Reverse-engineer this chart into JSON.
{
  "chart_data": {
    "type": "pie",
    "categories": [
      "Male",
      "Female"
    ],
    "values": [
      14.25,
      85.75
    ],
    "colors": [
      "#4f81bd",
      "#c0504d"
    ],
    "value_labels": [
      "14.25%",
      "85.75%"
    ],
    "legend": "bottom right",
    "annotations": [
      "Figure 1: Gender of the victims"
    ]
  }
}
-=-=-
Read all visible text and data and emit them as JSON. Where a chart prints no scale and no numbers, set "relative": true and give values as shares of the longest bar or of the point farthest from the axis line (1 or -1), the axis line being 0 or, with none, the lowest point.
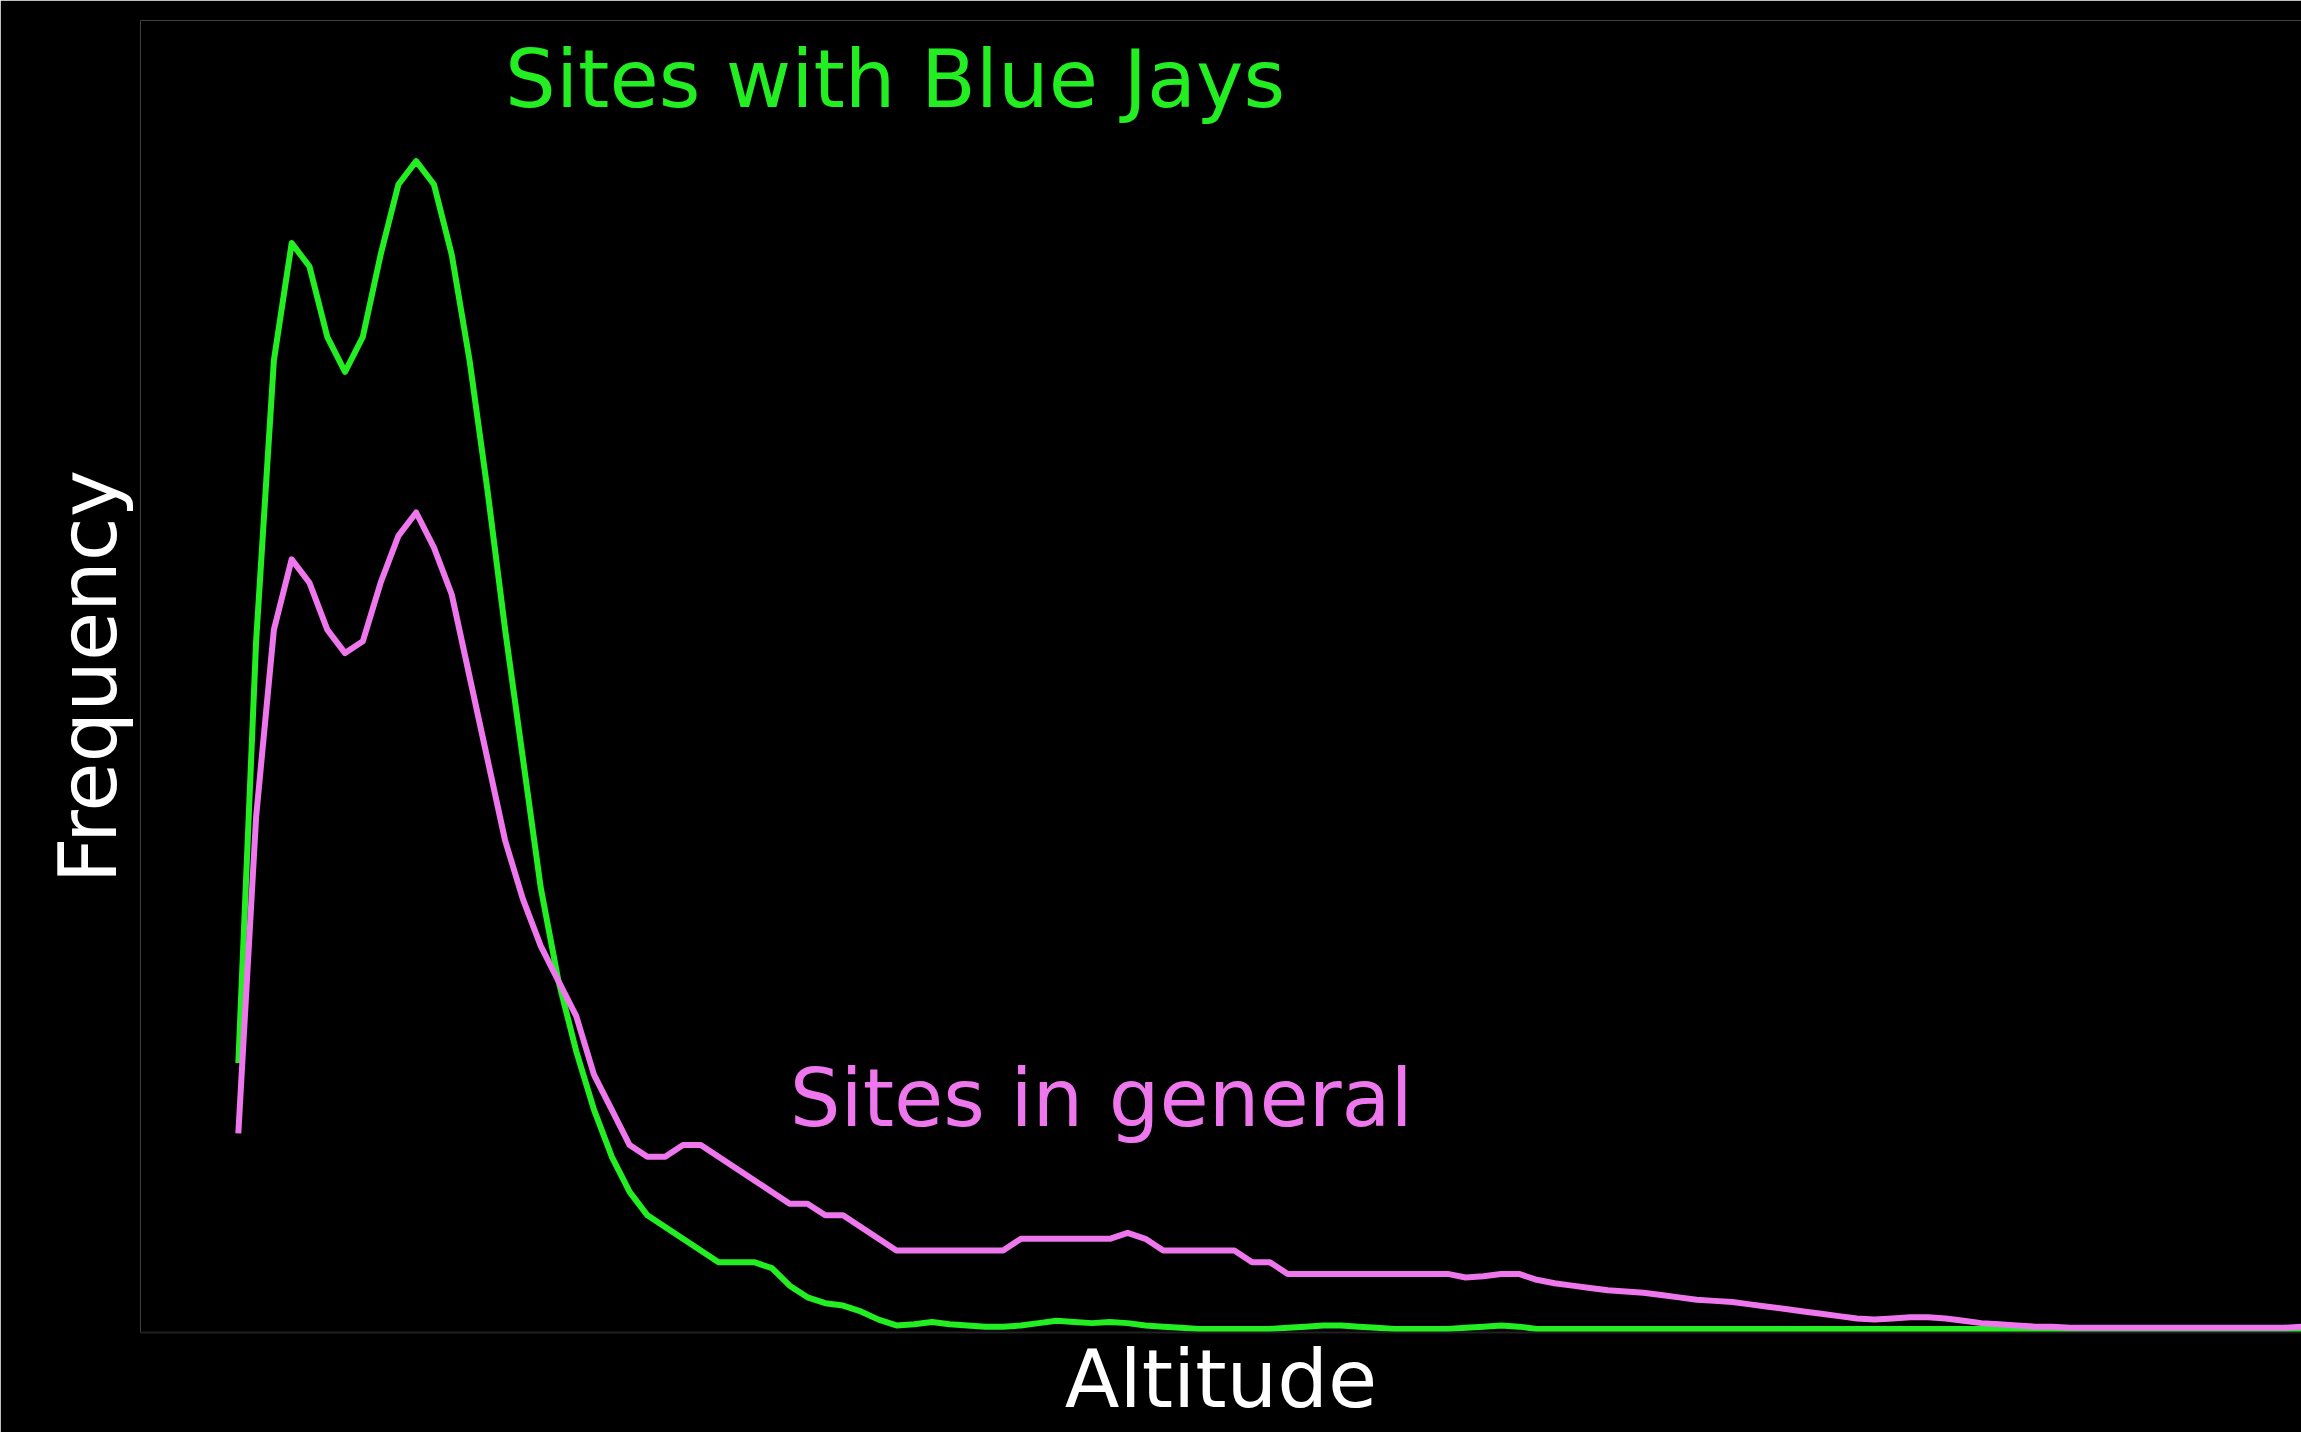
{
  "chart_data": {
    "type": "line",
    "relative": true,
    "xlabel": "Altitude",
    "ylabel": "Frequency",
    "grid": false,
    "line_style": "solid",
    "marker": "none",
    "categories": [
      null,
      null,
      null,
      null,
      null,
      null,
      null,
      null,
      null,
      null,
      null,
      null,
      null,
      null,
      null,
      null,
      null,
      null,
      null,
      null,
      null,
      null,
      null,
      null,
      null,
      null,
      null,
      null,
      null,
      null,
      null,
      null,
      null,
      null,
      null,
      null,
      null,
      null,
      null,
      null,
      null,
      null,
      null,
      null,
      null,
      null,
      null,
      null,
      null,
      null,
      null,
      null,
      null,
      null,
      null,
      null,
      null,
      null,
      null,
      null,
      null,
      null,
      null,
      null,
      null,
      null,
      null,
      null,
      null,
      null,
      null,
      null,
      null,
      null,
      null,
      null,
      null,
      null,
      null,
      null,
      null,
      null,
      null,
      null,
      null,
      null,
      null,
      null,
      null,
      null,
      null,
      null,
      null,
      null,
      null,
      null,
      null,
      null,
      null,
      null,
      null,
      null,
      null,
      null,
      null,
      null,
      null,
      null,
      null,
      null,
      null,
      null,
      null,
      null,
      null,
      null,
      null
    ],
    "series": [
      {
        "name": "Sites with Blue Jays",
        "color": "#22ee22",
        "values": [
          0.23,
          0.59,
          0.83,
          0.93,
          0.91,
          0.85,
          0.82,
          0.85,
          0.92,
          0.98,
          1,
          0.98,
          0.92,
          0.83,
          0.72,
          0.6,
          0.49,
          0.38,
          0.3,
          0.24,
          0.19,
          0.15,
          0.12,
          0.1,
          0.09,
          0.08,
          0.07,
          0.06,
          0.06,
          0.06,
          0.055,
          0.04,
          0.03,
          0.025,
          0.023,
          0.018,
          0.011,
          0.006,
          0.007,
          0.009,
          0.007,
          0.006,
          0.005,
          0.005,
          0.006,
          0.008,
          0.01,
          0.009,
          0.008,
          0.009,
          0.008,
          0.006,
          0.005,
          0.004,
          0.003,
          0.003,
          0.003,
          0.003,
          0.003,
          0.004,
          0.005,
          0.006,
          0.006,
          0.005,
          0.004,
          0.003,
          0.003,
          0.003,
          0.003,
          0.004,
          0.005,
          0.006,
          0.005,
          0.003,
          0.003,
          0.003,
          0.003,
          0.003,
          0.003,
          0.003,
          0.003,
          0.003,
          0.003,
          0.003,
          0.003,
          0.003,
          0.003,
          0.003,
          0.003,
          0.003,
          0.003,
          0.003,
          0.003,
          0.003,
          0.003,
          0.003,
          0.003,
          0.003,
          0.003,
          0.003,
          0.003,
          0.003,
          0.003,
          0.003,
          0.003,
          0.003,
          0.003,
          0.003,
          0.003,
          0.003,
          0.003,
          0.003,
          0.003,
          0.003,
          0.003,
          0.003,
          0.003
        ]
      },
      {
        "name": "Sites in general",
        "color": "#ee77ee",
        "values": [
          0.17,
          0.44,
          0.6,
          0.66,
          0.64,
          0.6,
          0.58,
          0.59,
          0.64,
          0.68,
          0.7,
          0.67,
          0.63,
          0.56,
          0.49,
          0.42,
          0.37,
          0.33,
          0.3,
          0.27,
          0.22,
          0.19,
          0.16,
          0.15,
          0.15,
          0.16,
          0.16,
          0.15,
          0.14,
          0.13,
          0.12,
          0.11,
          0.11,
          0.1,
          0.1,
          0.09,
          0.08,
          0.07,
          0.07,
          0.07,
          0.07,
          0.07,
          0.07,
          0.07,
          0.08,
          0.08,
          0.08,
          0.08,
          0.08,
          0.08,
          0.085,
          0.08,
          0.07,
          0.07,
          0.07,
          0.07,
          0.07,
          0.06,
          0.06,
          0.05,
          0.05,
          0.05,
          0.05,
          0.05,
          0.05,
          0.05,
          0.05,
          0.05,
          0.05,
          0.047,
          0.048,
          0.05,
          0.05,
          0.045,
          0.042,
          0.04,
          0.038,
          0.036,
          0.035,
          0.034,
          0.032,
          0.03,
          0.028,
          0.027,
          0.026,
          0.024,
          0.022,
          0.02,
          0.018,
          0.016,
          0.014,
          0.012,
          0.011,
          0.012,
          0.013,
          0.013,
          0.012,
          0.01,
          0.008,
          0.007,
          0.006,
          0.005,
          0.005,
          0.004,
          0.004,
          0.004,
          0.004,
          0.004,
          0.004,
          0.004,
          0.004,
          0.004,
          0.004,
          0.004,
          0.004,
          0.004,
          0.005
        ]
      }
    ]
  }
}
-=-=-
## Problem details
Say how many lines in the entries contain the string "name", and leave out everything else.

## Output for this exercise
2